Quoted passage:
▼▼▼

Prophets are Secular: Egypt’s New Law and the Potential Impact on Religious Freedom.
A New law in Egypt which grants the president of Egypt the power to appoint the most senior officials in the Egyptian judiciary has recently been passed by parliament and it threatens the very fabric of judicial independence in Egypt. By way of a brief clarification, this blog post does not make the claim that judicial independence started in Egypt through the 2014 constitution, it merely observes that the concept is reflected in the text and former custom which exists in and around the constitution of 2014. Prior to the legislation passed on 26th of April 2017, the senior most member of the judicial institution along with the senior most members of the judiciary selected new members for the judicial branch. Through the course of this blog post, I will elaborate briefly on how I believe that the new laws which threaten judicial autonomy may in the future threaten to radicalize the Supreme Constitutional Court (SCC) in cases involving a religious claim, specifically a claim pertinent to the interpretation of Shari’a. This system provided for a check on executive overreach in the Egyptian context.

▲▲▲

Listing:
▼▼▼

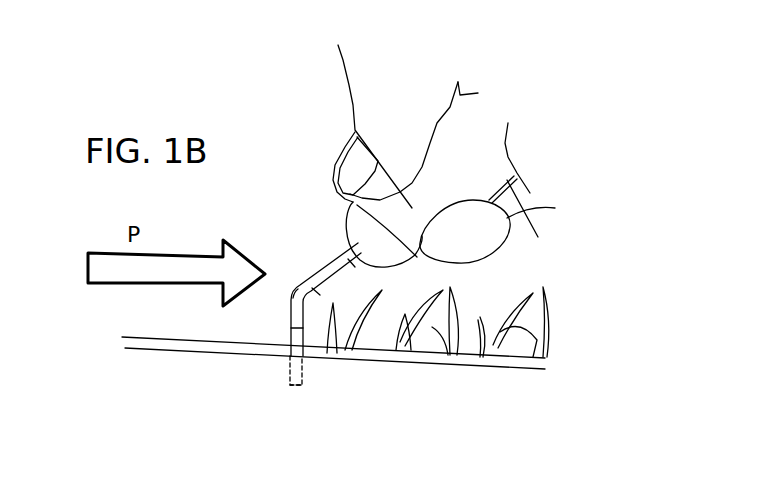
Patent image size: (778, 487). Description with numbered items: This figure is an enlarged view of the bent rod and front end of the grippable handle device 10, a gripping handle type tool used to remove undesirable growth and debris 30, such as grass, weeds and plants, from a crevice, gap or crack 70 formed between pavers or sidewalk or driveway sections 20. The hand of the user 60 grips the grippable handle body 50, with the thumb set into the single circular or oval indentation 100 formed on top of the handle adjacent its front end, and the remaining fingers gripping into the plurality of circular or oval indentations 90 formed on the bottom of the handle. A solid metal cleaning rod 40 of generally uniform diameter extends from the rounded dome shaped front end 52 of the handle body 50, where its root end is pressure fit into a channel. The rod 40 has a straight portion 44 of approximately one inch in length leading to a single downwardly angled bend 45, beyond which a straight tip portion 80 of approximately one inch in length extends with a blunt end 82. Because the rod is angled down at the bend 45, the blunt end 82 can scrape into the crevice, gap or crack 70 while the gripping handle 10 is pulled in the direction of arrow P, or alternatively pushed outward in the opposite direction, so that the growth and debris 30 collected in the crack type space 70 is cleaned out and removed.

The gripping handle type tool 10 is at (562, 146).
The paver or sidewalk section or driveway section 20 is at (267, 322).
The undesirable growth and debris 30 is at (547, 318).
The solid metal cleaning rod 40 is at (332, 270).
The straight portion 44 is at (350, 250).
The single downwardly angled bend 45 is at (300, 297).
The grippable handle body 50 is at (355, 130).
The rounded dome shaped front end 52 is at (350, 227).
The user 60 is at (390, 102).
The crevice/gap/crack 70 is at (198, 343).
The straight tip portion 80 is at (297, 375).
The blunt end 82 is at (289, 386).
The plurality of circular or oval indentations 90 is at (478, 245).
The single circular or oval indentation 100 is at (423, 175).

▲▲▲
▼▼▼

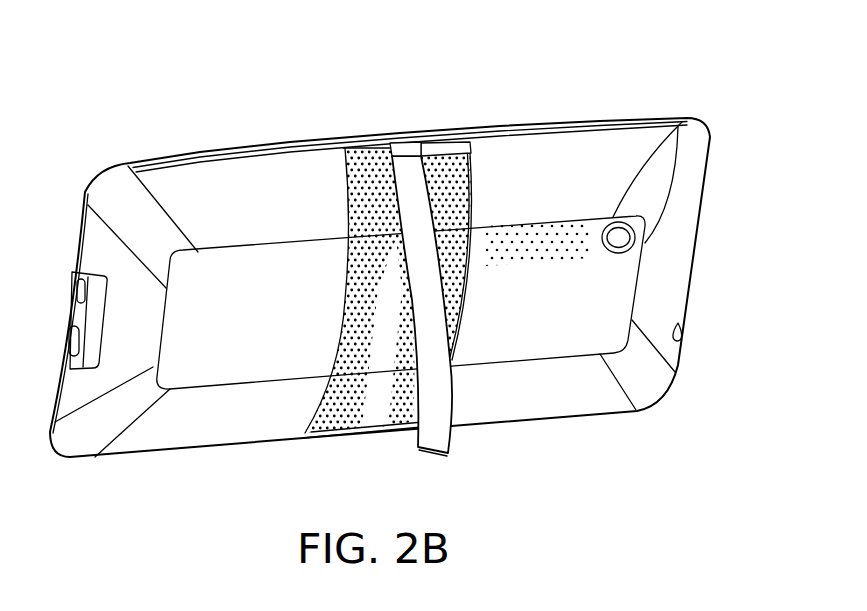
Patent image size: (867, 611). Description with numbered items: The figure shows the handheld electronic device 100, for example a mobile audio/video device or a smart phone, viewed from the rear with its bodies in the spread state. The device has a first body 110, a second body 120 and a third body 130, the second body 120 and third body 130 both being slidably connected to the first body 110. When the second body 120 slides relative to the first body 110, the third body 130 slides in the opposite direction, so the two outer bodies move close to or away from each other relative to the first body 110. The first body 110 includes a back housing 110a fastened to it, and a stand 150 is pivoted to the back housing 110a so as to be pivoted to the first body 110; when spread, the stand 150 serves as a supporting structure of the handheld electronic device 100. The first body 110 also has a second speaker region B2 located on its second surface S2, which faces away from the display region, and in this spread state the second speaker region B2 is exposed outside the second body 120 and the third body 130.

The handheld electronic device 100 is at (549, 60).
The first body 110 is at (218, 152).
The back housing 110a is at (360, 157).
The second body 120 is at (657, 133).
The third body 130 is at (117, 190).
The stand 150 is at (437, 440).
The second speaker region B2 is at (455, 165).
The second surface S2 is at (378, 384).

▲▲▲

Tasks for this exercise:
[A] Can you sum up the post on Egypt's judicial appointment law in two sentences?
[B] Could you carry on the post about Egypt's judicial appointment law from where it stops?
The lines above play no role here.

Outputs in order:
[A] A law passed by Egypt's parliament in April 2017 gives the president the power to appoint the most senior officials in the judiciary, replacing a system in which the senior most members of the judiciary selected new members and which served as a check on executive overreach. The author believes this threat to judicial autonomy may in the future radicalize the Supreme Constitutional Court in cases involving a religious claim, specifically one pertinent to the interpretation of Shari'a.

[B]
The selection procedure of the judiciary draws textual authority and is reflected in Article 185 of the 2014 constitution, which states that: “All judicial bodies administer their own affairs. Each has an independent budget, whose items are all discussed by the House of Representatives. After approving each budget, it is incorporated in the state budget as a single figure, and their opinion is consulted on the draft laws governing their affairs”. To put it in simpler terms, Article 185 of the 2014 constitution determines that the judiciary is independent to administer their own affairs and that their opinion is vital to the promulgation of any law which impacts the managing of their internal affairs. Article 94 of the 2014 constitution states that: “The rule of law is the basis of governance in the state. The state is subject to the law, while the independence, immunity and impartiality of the judiciary are essential guarantees for the protection of rights and freedoms”. This article lays out the basis for governance in Egypt post 2014 as being a quasi-liberal form of governance. Judicial autonomy and independence is thus very integral to the constitutional framework of Egypt. Article 185 read with Article 94, a more general provision which expressly mentions the independence of the judiciary, gives the judiciary functional autonomy from other arms of the Egyptian government.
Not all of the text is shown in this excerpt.